# What is asked
Extract the listing below in full, unchanged.

# Available records
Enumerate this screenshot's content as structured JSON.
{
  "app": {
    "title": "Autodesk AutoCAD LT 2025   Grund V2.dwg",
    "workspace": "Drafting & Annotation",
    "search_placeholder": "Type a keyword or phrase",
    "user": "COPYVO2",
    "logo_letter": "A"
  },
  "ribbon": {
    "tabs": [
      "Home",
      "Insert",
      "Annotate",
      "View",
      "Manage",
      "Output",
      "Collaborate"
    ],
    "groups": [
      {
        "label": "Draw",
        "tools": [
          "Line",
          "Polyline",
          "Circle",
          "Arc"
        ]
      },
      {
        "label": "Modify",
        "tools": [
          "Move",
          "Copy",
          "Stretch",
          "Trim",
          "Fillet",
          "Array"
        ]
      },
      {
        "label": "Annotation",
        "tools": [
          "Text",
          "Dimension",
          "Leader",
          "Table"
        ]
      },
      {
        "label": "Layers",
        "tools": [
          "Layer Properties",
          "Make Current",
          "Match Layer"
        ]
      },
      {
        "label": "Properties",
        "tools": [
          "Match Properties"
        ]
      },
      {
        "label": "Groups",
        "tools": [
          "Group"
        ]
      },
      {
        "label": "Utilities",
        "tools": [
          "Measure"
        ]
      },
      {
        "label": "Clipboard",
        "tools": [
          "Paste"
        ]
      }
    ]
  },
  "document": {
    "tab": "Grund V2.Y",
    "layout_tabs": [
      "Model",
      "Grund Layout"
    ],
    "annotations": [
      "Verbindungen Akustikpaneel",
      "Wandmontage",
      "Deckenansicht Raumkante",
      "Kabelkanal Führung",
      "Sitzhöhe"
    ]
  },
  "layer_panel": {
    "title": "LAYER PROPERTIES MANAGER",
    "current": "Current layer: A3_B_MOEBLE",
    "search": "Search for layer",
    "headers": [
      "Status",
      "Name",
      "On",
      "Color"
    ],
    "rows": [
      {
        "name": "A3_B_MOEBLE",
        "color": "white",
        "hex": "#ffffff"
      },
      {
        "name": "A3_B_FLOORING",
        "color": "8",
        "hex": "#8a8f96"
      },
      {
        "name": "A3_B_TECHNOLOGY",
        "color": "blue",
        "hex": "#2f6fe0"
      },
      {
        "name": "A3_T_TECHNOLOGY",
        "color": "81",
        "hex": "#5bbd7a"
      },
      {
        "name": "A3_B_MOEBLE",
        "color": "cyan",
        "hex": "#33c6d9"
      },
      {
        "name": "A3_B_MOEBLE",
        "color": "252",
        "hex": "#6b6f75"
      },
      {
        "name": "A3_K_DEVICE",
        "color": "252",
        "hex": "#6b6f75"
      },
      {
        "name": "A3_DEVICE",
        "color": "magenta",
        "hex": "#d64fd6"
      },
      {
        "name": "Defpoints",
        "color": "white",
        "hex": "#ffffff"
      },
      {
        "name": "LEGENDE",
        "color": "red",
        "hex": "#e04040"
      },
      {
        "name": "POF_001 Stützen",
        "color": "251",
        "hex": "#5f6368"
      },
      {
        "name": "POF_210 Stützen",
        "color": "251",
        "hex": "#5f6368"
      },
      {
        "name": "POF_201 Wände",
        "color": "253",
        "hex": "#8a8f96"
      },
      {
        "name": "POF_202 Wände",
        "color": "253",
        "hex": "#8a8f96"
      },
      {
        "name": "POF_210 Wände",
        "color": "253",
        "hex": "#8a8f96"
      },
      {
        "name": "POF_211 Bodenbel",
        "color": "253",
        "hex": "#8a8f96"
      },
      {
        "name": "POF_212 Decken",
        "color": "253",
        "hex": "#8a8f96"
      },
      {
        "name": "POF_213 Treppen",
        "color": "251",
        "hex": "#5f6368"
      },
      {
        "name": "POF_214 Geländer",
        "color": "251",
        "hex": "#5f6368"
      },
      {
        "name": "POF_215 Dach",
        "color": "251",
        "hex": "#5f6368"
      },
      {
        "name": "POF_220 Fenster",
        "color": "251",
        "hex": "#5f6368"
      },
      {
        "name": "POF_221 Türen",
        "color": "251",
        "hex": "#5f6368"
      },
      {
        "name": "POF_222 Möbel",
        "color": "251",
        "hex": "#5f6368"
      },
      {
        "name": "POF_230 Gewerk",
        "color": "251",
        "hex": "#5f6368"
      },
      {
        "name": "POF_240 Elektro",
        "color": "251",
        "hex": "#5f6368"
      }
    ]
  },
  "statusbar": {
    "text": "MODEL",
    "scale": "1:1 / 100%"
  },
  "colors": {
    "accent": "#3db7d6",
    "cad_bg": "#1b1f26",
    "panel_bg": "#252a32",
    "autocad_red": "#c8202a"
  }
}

# Expected output
Enumerate this screenshot's content as structured JSON.
{
  "app": {
    "title": "Autodesk AutoCAD LT 2025   Grund V2.dwg",
    "workspace": "Drafting & Annotation",
    "search_placeholder": "Type a keyword or phrase",
    "user": "COPYVO2",
    "logo_letter": "A"
  },
  "ribbon": {
    "tabs": [
      "Home",
      "Insert",
      "Annotate",
      "View",
      "Manage",
      "Output",
      "Collaborate"
    ],
    "groups": [
      {
        "label": "Draw",
        "tools": [
          "Line",
          "Polyline",
          "Circle",
          "Arc"
        ]
      },
      {
        "label": "Modify",
        "tools": [
          "Move",
          "Copy",
          "Stretch",
          "Trim",
          "Fillet",
          "Array"
        ]
      },
      {
        "label": "Annotation",
        "tools": [
          "Text",
          "Dimension",
          "Leader",
          "Table"
        ]
      },
      {
        "label": "Layers",
        "tools": [
          "Layer Properties",
          "Make Current",
          "Match Layer"
        ]
      },
      {
        "label": "Properties",
        "tools": [
          "Match Properties"
        ]
      },
      {
        "label": "Groups",
        "tools": [
          "Group"
        ]
      },
      {
        "label": "Utilities",
        "tools": [
          "Measure"
        ]
      },
      {
        "label": "Clipboard",
        "tools": [
          "Paste"
        ]
      }
    ]
  },
  "document": {
    "tab": "Grund V2.Y",
    "layout_tabs": [
      "Model",
      "Grund Layout"
    ],
    "annotations": [
      "Verbindungen Akustikpaneel",
      "Wandmontage",
      "Deckenansicht Raumkante",
      "Kabelkanal Führung",
      "Sitzhöhe"
    ]
  },
  "layer_panel": {
    "title": "LAYER PROPERTIES MANAGER",
    "current": "Current layer: A3_B_MOEBLE",
    "search": "Search for layer",
    "headers": [
      "Status",
      "Name",
      "On",
      "Color"
    ],
    "rows": [
      {
        "name": "A3_B_MOEBLE",
        "color": "white",
        "hex": "#ffffff"
      },
      {
        "name": "A3_B_FLOORING",
        "color": "8",
        "hex": "#8a8f96"
      },
      {
        "name": "A3_B_TECHNOLOGY",
        "color": "blue",
        "hex": "#2f6fe0"
      },
      {
        "name": "A3_T_TECHNOLOGY",
        "color": "81",
        "hex": "#5bbd7a"
      },
      {
        "name": "A3_B_MOEBLE",
        "color": "cyan",
        "hex": "#33c6d9"
      },
      {
        "name": "A3_B_MOEBLE",
        "color": "252",
        "hex": "#6b6f75"
      },
      {
        "name": "A3_K_DEVICE",
        "color": "252",
        "hex": "#6b6f75"
      },
      {
        "name": "A3_DEVICE",
        "color": "magenta",
        "hex": "#d64fd6"
      },
      {
        "name": "Defpoints",
        "color": "white",
        "hex": "#ffffff"
      },
      {
        "name": "LEGENDE",
        "color": "red",
        "hex": "#e04040"
      },
      {
        "name": "POF_001 Stützen",
        "color": "251",
        "hex": "#5f6368"
      },
      {
        "name": "POF_210 Stützen",
        "color": "251",
        "hex": "#5f6368"
      },
      {
        "name": "POF_201 Wände",
        "color": "253",
        "hex": "#8a8f96"
      },
      {
        "name": "POF_202 Wände",
        "color": "253",
        "hex": "#8a8f96"
      },
      {
        "name": "POF_210 Wände",
        "color": "253",
        "hex": "#8a8f96"
      },
      {
        "name": "POF_211 Bodenbel",
        "color": "253",
        "hex": "#8a8f96"
      },
      {
        "name": "POF_212 Decken",
        "color": "253",
        "hex": "#8a8f96"
      },
      {
        "name": "POF_213 Treppen",
        "color": "251",
        "hex": "#5f6368"
      },
      {
        "name": "POF_214 Geländer",
        "color": "251",
        "hex": "#5f6368"
      },
      {
        "name": "POF_215 Dach",
        "color": "251",
        "hex": "#5f6368"
      },
      {
        "name": "POF_220 Fenster",
        "color": "251",
        "hex": "#5f6368"
      },
      {
        "name": "POF_221 Türen",
        "color": "251",
        "hex": "#5f6368"
      },
      {
        "name": "POF_222 Möbel",
        "color": "251",
        "hex": "#5f6368"
      },
      {
        "name": "POF_230 Gewerk",
        "color": "251",
        "hex": "#5f6368"
      },
      {
        "name": "POF_240 Elektro",
        "color": "251",
        "hex": "#5f6368"
      }
    ]
  },
  "statusbar": {
    "text": "MODEL",
    "scale": "1:1 / 100%"
  },
  "colors": {
    "accent": "#3db7d6",
    "cad_bg": "#1b1f26",
    "panel_bg": "#252a32",
    "autocad_red": "#c8202a"
  }
}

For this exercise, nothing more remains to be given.